#### LISTED RECORDS

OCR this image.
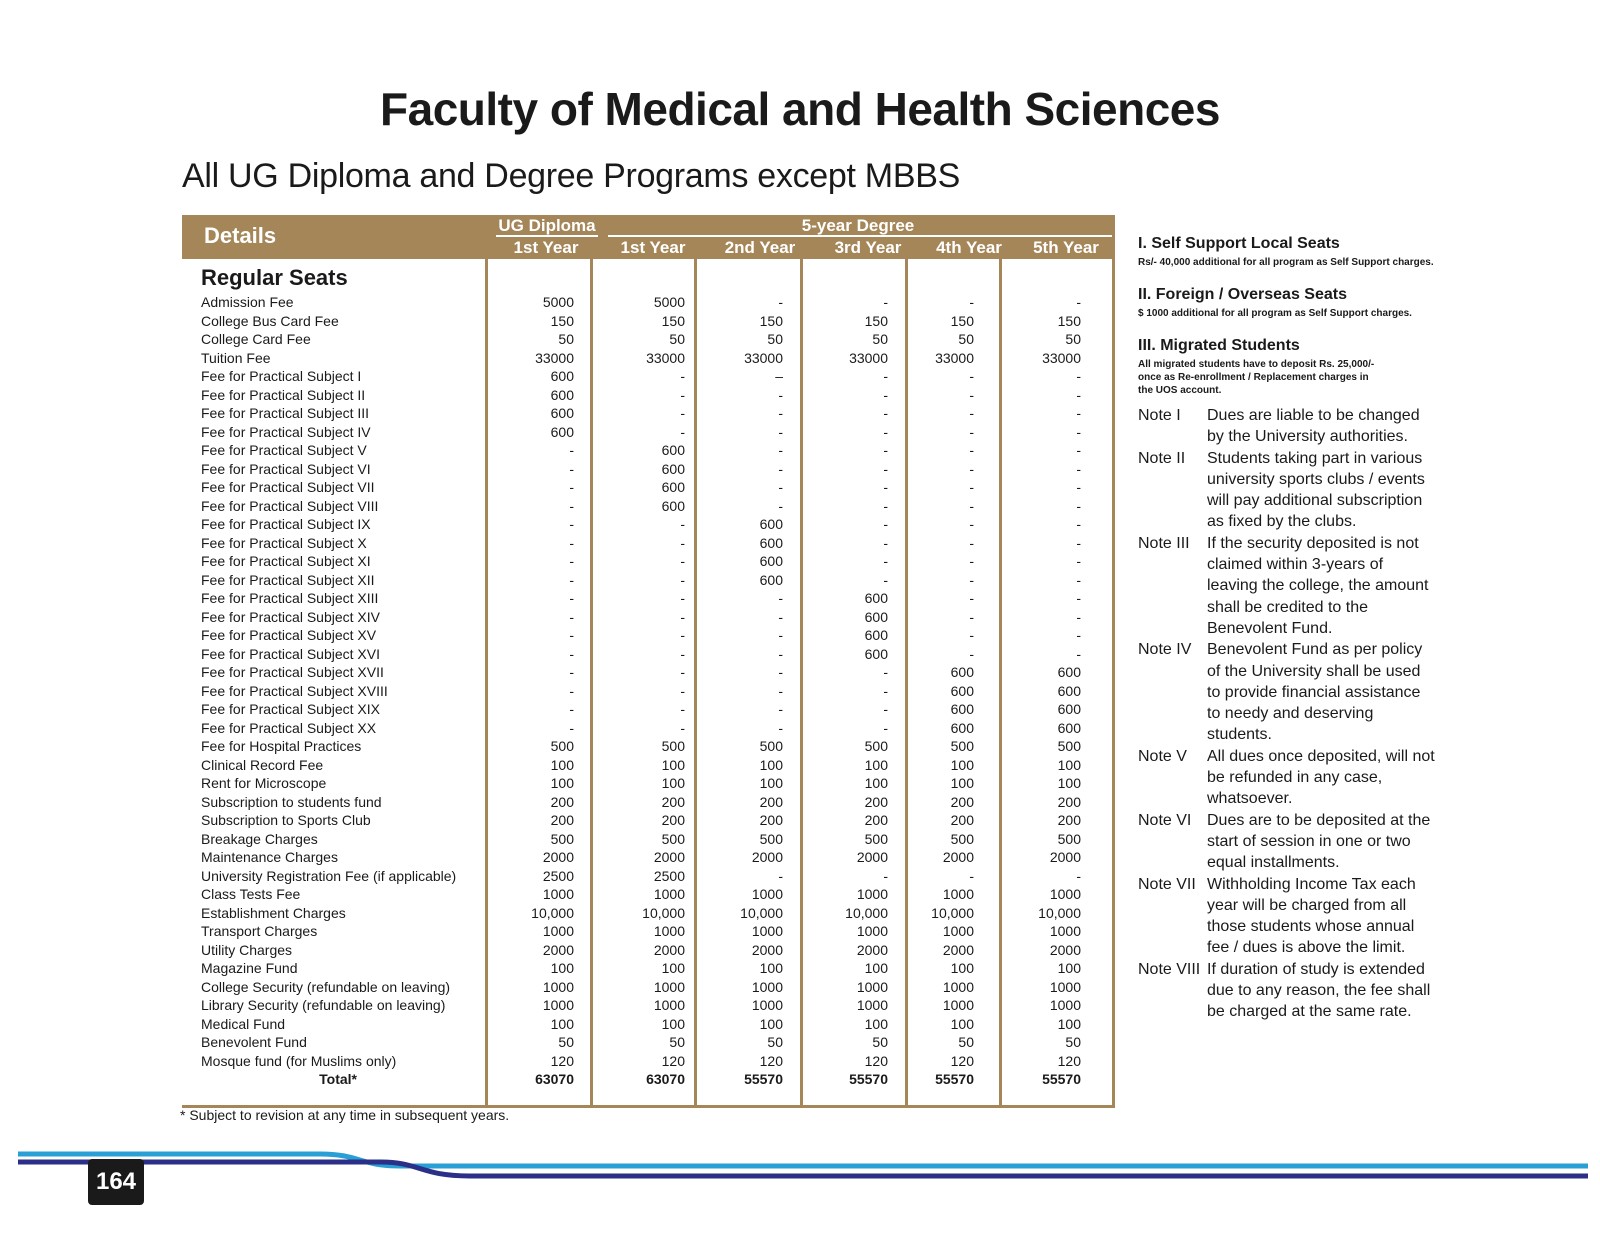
Faculty of Medical and Health Sciences
All UG Diploma and Degree Programs except MBBS
Details	UG Diploma	5-year Degree
1st Year	1st Year	2nd Year	3rd Year	4th Year	5th Year
Regular Seats
Admission Fee	5000	5000	-	-	-	-
College Bus Card Fee	150	150	150	150	150	150
College Card Fee	50	50	50	50	50	50
Tuition Fee	33000	33000	33000	33000	33000	33000
Fee for Practical Subject I	600	-	–	-	-	-
Fee for Practical Subject II	600	-	-	-	-	-
Fee for Practical Subject III	600	-	-	-	-	-
Fee for Practical Subject IV	600	-	-	-	-	-
Fee for Practical Subject V	-	600	-	-	-	-
Fee for Practical Subject VI	-	600	-	-	-	-
Fee for Practical Subject VII	-	600	-	-	-	-
Fee for Practical Subject VIII	-	600	-	-	-	-
Fee for Practical Subject IX	-	-	600	-	-	-
Fee for Practical Subject X	-	-	600	-	-	-
Fee for Practical Subject XI	-	-	600	-	-	-
Fee for Practical Subject XII	-	-	600	-	-	-
Fee for Practical Subject XIII	-	-	-	600	-	-
Fee for Practical Subject XIV	-	-	-	600	-	-
Fee for Practical Subject XV	-	-	-	600	-	-
Fee for Practical Subject XVI	-	-	-	600	-	-
Fee for Practical Subject XVII	-	-	-	-	600	600
Fee for Practical Subject XVIII	-	-	-	-	600	600
Fee for Practical Subject XIX	-	-	-	-	600	600
Fee for Practical Subject XX	-	-	-	-	600	600
Fee for Hospital Practices	500	500	500	500	500	500
Clinical Record Fee	100	100	100	100	100	100
Rent for Microscope	100	100	100	100	100	100
Subscription to students fund	200	200	200	200	200	200
Subscription to Sports Club	200	200	200	200	200	200
Breakage Charges	500	500	500	500	500	500
Maintenance Charges	2000	2000	2000	2000	2000	2000
University Registration Fee (if applicable)	2500	2500	-	-	-	-
Class Tests Fee	1000	1000	1000	1000	1000	1000
Establishment Charges	10,000	10,000	10,000	10,000	10,000	10,000
Transport Charges	1000	1000	1000	1000	1000	1000
Utility Charges	2000	2000	2000	2000	2000	2000
Magazine Fund	100	100	100	100	100	100
College Security (refundable on leaving)	1000	1000	1000	1000	1000	1000
Library Security (refundable on leaving)	1000	1000	1000	1000	1000	1000
Medical Fund	100	100	100	100	100	100
Benevolent Fund	50	50	50	50	50	50
Mosque fund (for Muslims only)	120	120	120	120	120	120
Total*	63070	63070	55570	55570	55570	55570
* Subject to revision at any time in subsequent years.
I. Self Support Local Seats
Rs/- 40,000 additional for all program as Self Support charges.
II. Foreign / Overseas Seats
$ 1000 additional for all program as Self Support charges.
III. Migrated Students
All migrated students have to deposit Rs. 25,000/- once as Re-enrollment / Replacement charges in the UOS account.
Note I Dues are liable to be changed by the University authorities.
Note II Students taking part in various university sports clubs / events will pay additional subscription as fixed by the clubs.
Note III If the security deposited is not claimed within 3-years of leaving the college, the amount shall be credited to the Benevolent Fund.
Note IV Benevolent Fund as per policy of the University shall be used to provide financial assistance to needy and deserving students.
Note V All dues once deposited, will not be refunded in any case, whatsoever.
Note VI Dues are to be deposited at the start of session in one or two equal installments.
Note VII Withholding Income Tax each year will be charged from all those students whose annual fee / dues is above the limit.
Note VIII If duration of study is extended due to any reason, the fee shall be charged at the same rate.
164
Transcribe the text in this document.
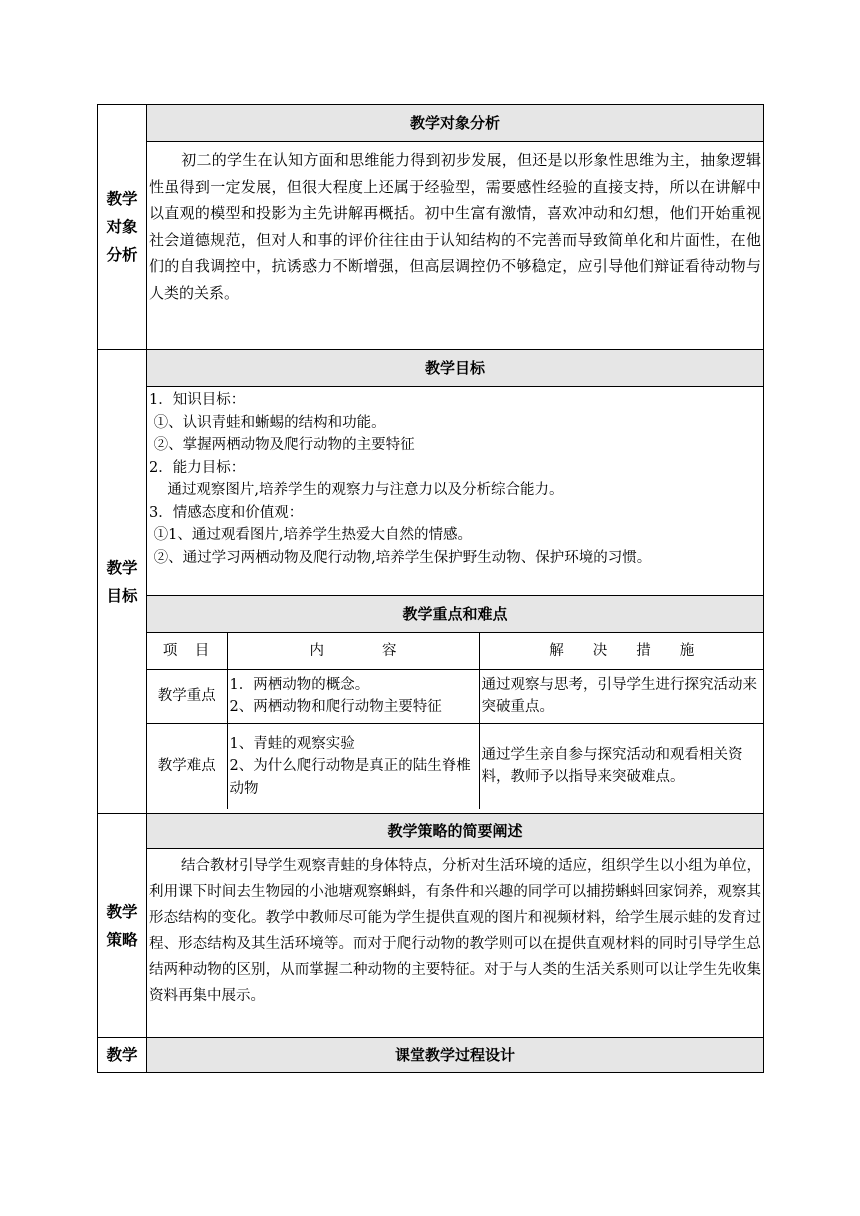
教学
对象
分析	教学对象分析

初二的学生在认知方面和思维能力得到初步发展，但还是以形象性思维为主，抽象逻辑性虽得到一定发展，但很大程度上还属于经验型，需要感性经验的直接支持，所以在讲解中以直观的模型和投影为主先讲解再概括。初中生富有激情，喜欢冲动和幻想，他们开始重视社会道德规范，但对人和事的评价往往由于认知结构的不完善而导致简单化和片面性，在他们的自我调控中，抗诱惑力不断增强，但高层调控仍不够稳定，应引导他们辩证看待动物与人类的关系。

教学
目标	教学目标

1．知识目标：
①、认识青蛙和蜥蜴的结构和功能。
②、掌握两栖动物及爬行动物的主要特征
2．能力目标：
通过观察图片,培养学生的观察力与注意力以及分析综合能力。
3．情感态度和价值观：
①1、通过观看图片,培养学生热爱大自然的情感。
②、通过学习两栖动物及爬行动物,培养学生保护野生动物、保护环境的习惯。

教学重点和难点

项　目	内　　　　容	解　　决　　措　　施
教学重点	1．两栖动物的概念。
2、两栖动物和爬行动物主要特征	通过观察与思考，引导学生进行探究活动来突破重点。
教学难点	1、青蛙的观察实验
2、为什么爬行动物是真正的陆生脊椎动物	通过学生亲自参与探究活动和观看相关资料，教师予以指导来突破难点。

教学
策略	教学策略的简要阐述

结合教材引导学生观察青蛙的身体特点，分析对生活环境的适应，组织学生以小组为单位，利用课下时间去生物园的小池塘观察蝌蚪，有条件和兴趣的同学可以捕捞蝌蚪回家饲养，观察其形态结构的变化。教学中教师尽可能为学生提供直观的图片和视频材料，给学生展示蛙的发育过程、形态结构及其生活环境等。而对于爬行动物的教学则可以在提供直观材料的同时引导学生总结两种动物的区别，从而掌握二种动物的主要特征。对于与人类的生活关系则可以让学生先收集资料再集中展示。

教学	课堂教学过程设计
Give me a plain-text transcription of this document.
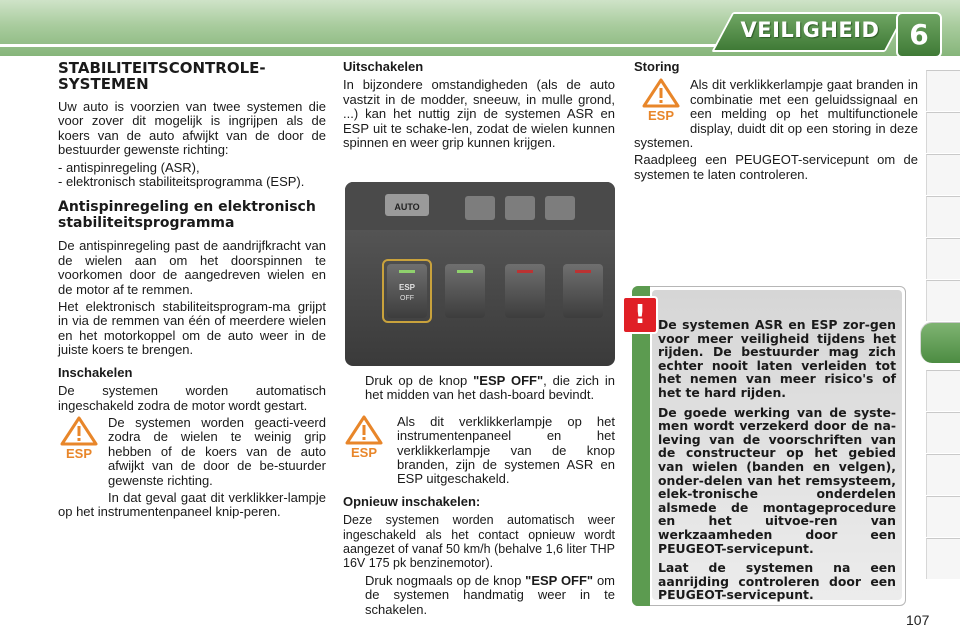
VEILIGHEID	6
STABILITEITSCONTROLE-SYSTEMEN

Uw auto is voorzien van twee systemen die voor zover dit mogelijk is ingrijpen als de koers van de auto afwijkt van de door de bestuurder gewenste richting:

- antispinregeling (ASR),
- elektronisch stabiliteitsprogramma (ESP).
Antispinregeling en elektronisch stabiliteitsprogramma

De antispinregeling past de aandrijfkracht van de wielen aan om het doorspinnen te voorkomen door de aangedreven wielen en de motor af te remmen.

Het elektronisch stabiliteitsprogram-ma grijpt in via de remmen van één of meerdere wielen en het motorkoppel om de auto weer in de juiste koers te brengen.

Inschakelen

De systemen worden automatisch ingeschakeld zodra de motor wordt gestart.

ESP

De systemen worden geacti-veerd zodra de wielen te weinig grip hebben of de koers van de auto afwijkt van de door de be-stuurder gewenste richting.

In dat geval gaat dit verklikker-lampje op het instrumentenpaneel knip-peren.

Uitschakelen

In bijzondere omstandigheden (als de auto vastzit in de modder, sneeuw, in mulle grond, ...) kan het nuttig zijn de systemen ASR en ESP uit te schake-len, zodat de wielen kunnen spinnen en weer grip kunnen krijgen.

AUTO
ESP
OFF

Druk op de knop "ESP OFF", die zich in het midden van het dash-board bevindt.

ESP

Als dit verklikkerlampje op het instrumentenpaneel en het verklikkerlampje van de knop branden, zijn de systemen ASR en ESP uitgeschakeld.

Opnieuw inschakelen:

Deze systemen worden automatisch weer ingeschakeld als het contact opnieuw wordt aangezet of vanaf 50 km/h (behalve 1,6 liter THP 16V 175 pk benzinemotor).

Druk nogmaals op de knop "ESP OFF" om de systemen handmatig weer in te schakelen.

Storing
ESP

Als dit verklikkerlampje gaat branden in combinatie met een geluidssignaal en een melding op het multifunctionele display, duidt dit op een storing in deze systemen.

Raadpleeg een PEUGEOT-servicepunt om de systemen te laten controleren.

! De systemen ASR en ESP zor-gen voor meer veiligheid tijdens het rijden. De bestuurder mag zich echter nooit laten verleiden tot het nemen van meer risico's of het te hard rijden.

De goede werking van de syste-men wordt verzekerd door de na-leving van de voorschriften van de constructeur op het gebied van wielen (banden en velgen), onder-delen van het remsysteem, elek-tronische onderdelen alsmede de montageprocedure en het uitvoe-ren van werkzaamheden door een PEUGEOT-servicepunt.

Laat de systemen na een aanrijding controleren door een PEUGEOT-servicepunt.

107
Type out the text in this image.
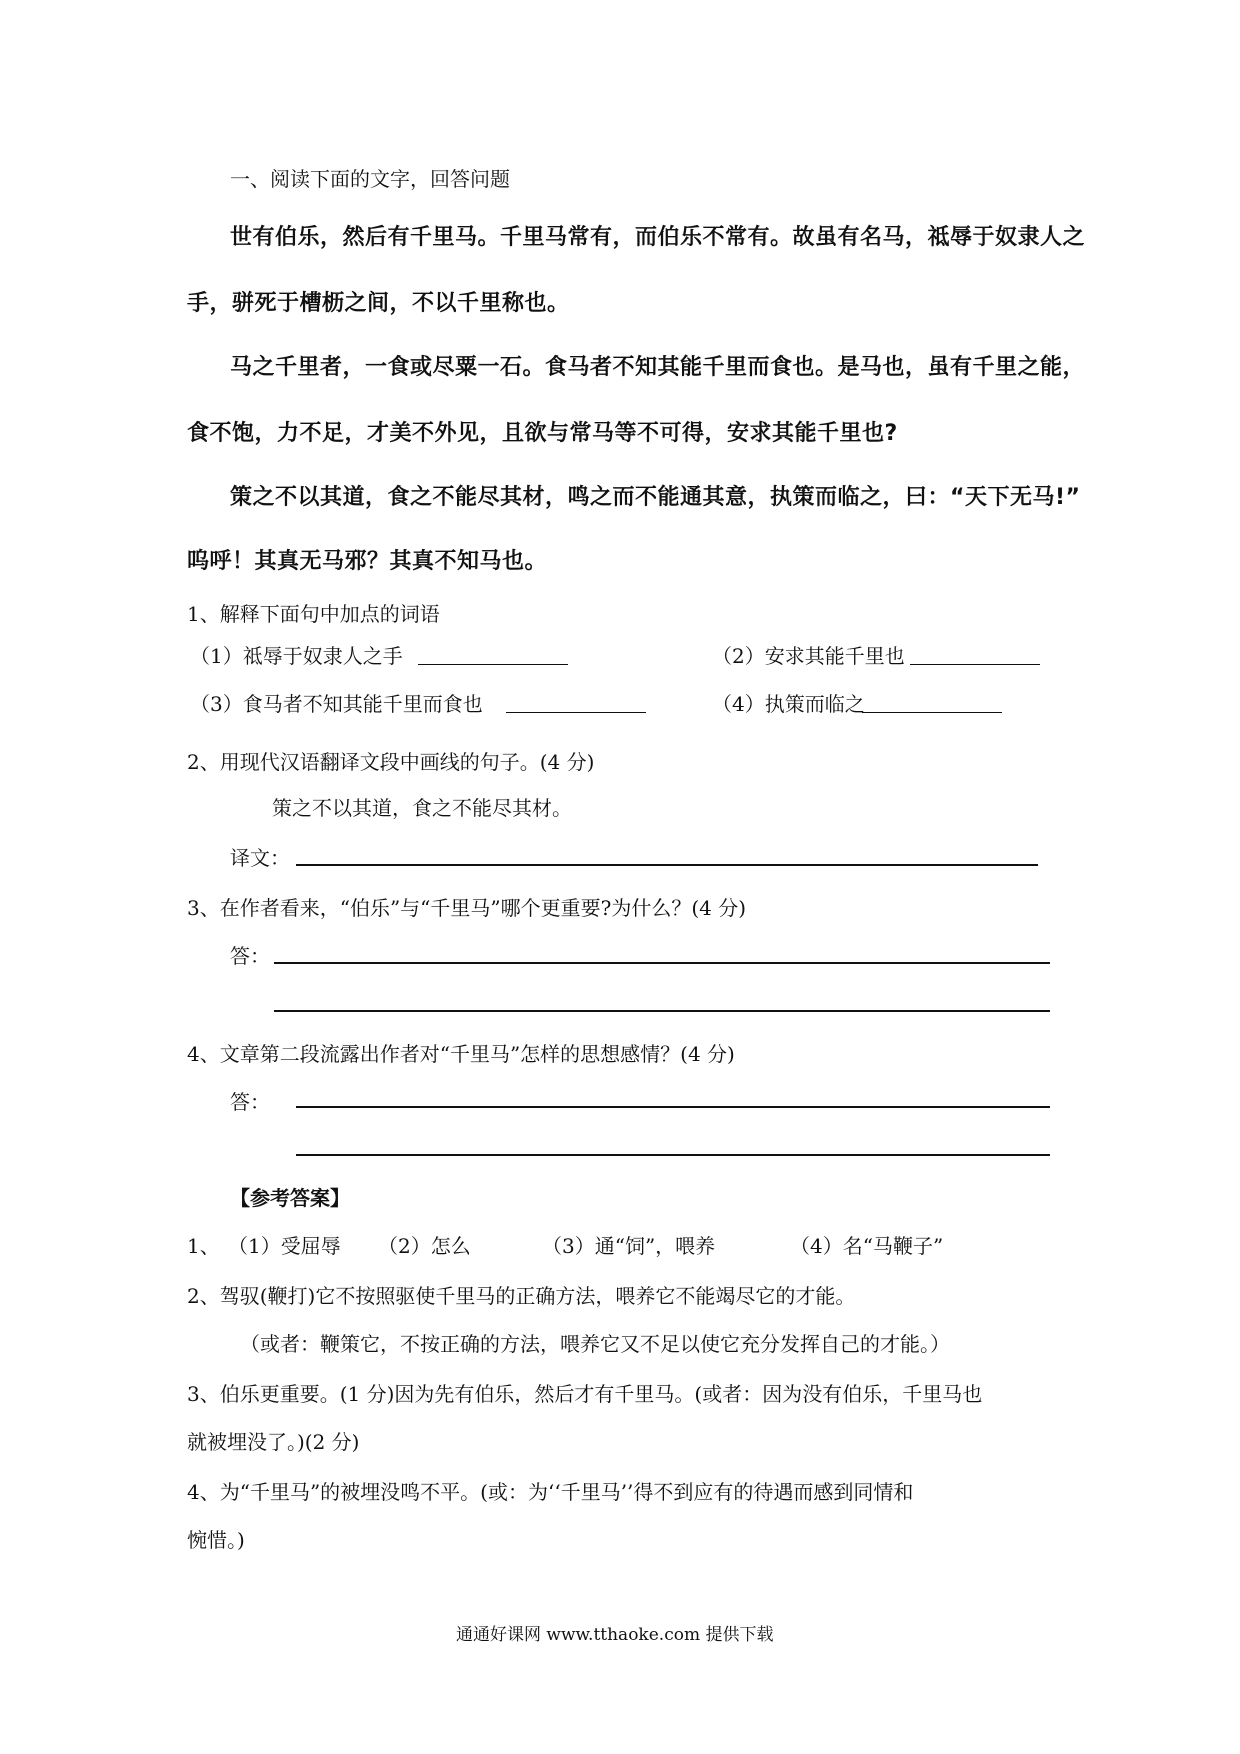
一、阅读下面的文字，回答问题
世有伯乐，然后有千里马。千里马常有，而伯乐不常有。故虽有名马，祗辱于奴隶人之
手，骈死于槽枥之间，不以千里称也。
马之千里者，一食或尽粟一石。食马者不知其能千里而食也。是马也，虽有千里之能，
食不饱，力不足，才美不外见，且欲与常马等不可得，安求其能千里也?
策之不以其道，食之不能尽其材，鸣之而不能通其意，执策而临之，曰：“天下无马!”
呜呼！其真无马邪？其真不知马也。
1、解释下面句中加点的词语
（1）祗辱于奴隶人之手	（2）安求其能千里也
（3）食马者不知其能千里而食也	（4）执策而临之
2、用现代汉语翻译文段中画线的句子。(4 分)
策之不以其道，食之不能尽其材。
译文：
3、在作者看来，“伯乐”与“千里马”哪个更重要?为什么？(4 分)
答：
4、文章第二段流露出作者对“千里马”怎样的思想感情？(4 分)
答：
【参考答案】
1、 （1）受屈辱 （2）怎么	（3）通“饲”，喂养	（4）名“马鞭子”
2、驾驭(鞭打)它不按照驱使千里马的正确方法，喂养它不能竭尽它的才能。
（或者：鞭策它，不按正确的方法，喂养它又不足以使它充分发挥自己的才能。）
3、伯乐更重要。(1 分)因为先有伯乐，然后才有千里马。(或者：因为没有伯乐，千里马也
就被埋没了。)(2 分)
4、为“千里马”的被埋没鸣不平。(或：为‘‘千里马’’得不到应有的待遇而感到同情和
惋惜。)
通通好课网 www.tthaoke.com 提供下载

########

WHAT YOU SHOULD DO: Isolate the lines that hold the word "安求其能千里也" and copy all of them.

SOLUTION FOR THIS EXERCISE:
食不饱，力不足，才美不外见，且欲与常马等不可得，安求其能千里也?
（1）祗辱于奴隶人之手	（2）安求其能千里也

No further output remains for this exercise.